--- Begin MATERIAL TO PROCESS ---
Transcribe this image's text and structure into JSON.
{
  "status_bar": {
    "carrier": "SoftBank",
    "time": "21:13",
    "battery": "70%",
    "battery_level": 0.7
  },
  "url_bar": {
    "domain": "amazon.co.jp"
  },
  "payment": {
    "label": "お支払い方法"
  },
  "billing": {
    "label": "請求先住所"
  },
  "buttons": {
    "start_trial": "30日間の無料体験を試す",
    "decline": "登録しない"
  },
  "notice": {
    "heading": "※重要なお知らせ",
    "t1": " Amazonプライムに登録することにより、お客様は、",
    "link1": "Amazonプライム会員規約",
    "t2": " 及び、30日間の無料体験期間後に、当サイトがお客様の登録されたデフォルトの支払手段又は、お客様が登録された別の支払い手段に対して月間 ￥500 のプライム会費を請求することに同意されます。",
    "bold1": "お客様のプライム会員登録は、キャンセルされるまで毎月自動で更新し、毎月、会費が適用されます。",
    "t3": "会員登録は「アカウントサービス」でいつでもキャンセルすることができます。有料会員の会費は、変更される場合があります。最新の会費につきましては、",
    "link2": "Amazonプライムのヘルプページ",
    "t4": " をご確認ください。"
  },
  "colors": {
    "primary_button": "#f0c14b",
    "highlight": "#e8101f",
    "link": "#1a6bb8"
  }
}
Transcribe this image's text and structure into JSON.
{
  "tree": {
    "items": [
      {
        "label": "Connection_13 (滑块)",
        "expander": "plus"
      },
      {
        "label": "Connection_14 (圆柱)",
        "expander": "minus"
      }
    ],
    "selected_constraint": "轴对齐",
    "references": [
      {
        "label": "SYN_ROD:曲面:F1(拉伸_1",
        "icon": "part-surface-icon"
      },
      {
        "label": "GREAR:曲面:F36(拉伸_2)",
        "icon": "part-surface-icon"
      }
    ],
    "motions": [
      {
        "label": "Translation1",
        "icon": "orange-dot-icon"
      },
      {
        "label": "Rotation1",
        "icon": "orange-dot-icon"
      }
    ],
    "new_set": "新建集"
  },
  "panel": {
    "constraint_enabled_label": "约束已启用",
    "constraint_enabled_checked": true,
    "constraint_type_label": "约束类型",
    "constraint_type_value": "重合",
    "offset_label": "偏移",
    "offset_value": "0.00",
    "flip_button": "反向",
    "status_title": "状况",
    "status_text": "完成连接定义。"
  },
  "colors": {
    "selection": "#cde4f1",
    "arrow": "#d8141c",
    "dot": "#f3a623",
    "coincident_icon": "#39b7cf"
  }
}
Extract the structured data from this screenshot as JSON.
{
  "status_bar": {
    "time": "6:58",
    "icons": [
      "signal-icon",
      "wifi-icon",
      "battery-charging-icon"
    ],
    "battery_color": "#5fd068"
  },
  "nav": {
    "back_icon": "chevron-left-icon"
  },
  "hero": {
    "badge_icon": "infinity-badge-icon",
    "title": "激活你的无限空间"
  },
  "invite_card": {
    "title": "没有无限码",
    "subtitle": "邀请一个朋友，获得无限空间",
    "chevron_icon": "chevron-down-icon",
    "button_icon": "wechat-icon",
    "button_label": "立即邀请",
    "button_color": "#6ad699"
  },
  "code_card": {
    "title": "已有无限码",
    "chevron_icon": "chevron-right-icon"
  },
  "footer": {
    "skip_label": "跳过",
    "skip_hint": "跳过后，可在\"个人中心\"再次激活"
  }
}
--- End MATERIAL TO PROCESS ---
== WORK REQUIRED ==
Make an exact copy of the material above.

== ANSWER IN FULL ==
Transcribe this image's text and structure into JSON.
{
  "status_bar": {
    "carrier": "SoftBank",
    "time": "21:13",
    "battery": "70%",
    "battery_level": 0.7
  },
  "url_bar": {
    "domain": "amazon.co.jp"
  },
  "payment": {
    "label": "お支払い方法"
  },
  "billing": {
    "label": "請求先住所"
  },
  "buttons": {
    "start_trial": "30日間の無料体験を試す",
    "decline": "登録しない"
  },
  "notice": {
    "heading": "※重要なお知らせ",
    "t1": " Amazonプライムに登録することにより、お客様は、",
    "link1": "Amazonプライム会員規約",
    "t2": " 及び、30日間の無料体験期間後に、当サイトがお客様の登録されたデフォルトの支払手段又は、お客様が登録された別の支払い手段に対して月間 ￥500 のプライム会費を請求することに同意されます。",
    "bold1": "お客様のプライム会員登録は、キャンセルされるまで毎月自動で更新し、毎月、会費が適用されます。",
    "t3": "会員登録は「アカウントサービス」でいつでもキャンセルすることができます。有料会員の会費は、変更される場合があります。最新の会費につきましては、",
    "link2": "Amazonプライムのヘルプページ",
    "t4": " をご確認ください。"
  },
  "colors": {
    "primary_button": "#f0c14b",
    "highlight": "#e8101f",
    "link": "#1a6bb8"
  }
}
Transcribe this image's text and structure into JSON.
{
  "tree": {
    "items": [
      {
        "label": "Connection_13 (滑块)",
        "expander": "plus"
      },
      {
        "label": "Connection_14 (圆柱)",
        "expander": "minus"
      }
    ],
    "selected_constraint": "轴对齐",
    "references": [
      {
        "label": "SYN_ROD:曲面:F1(拉伸_1",
        "icon": "part-surface-icon"
      },
      {
        "label": "GREAR:曲面:F36(拉伸_2)",
        "icon": "part-surface-icon"
      }
    ],
    "motions": [
      {
        "label": "Translation1",
        "icon": "orange-dot-icon"
      },
      {
        "label": "Rotation1",
        "icon": "orange-dot-icon"
      }
    ],
    "new_set": "新建集"
  },
  "panel": {
    "constraint_enabled_label": "约束已启用",
    "constraint_enabled_checked": true,
    "constraint_type_label": "约束类型",
    "constraint_type_value": "重合",
    "offset_label": "偏移",
    "offset_value": "0.00",
    "flip_button": "反向",
    "status_title": "状况",
    "status_text": "完成连接定义。"
  },
  "colors": {
    "selection": "#cde4f1",
    "arrow": "#d8141c",
    "dot": "#f3a623",
    "coincident_icon": "#39b7cf"
  }
}
Extract the structured data from this screenshot as JSON.
{
  "status_bar": {
    "time": "6:58",
    "icons": [
      "signal-icon",
      "wifi-icon",
      "battery-charging-icon"
    ],
    "battery_color": "#5fd068"
  },
  "nav": {
    "back_icon": "chevron-left-icon"
  },
  "hero": {
    "badge_icon": "infinity-badge-icon",
    "title": "激活你的无限空间"
  },
  "invite_card": {
    "title": "没有无限码",
    "subtitle": "邀请一个朋友，获得无限空间",
    "chevron_icon": "chevron-down-icon",
    "button_icon": "wechat-icon",
    "button_label": "立即邀请",
    "button_color": "#6ad699"
  },
  "code_card": {
    "title": "已有无限码",
    "chevron_icon": "chevron-right-icon"
  },
  "footer": {
    "skip_label": "跳过",
    "skip_hint": "跳过后，可在\"个人中心\"再次激活"
  }
}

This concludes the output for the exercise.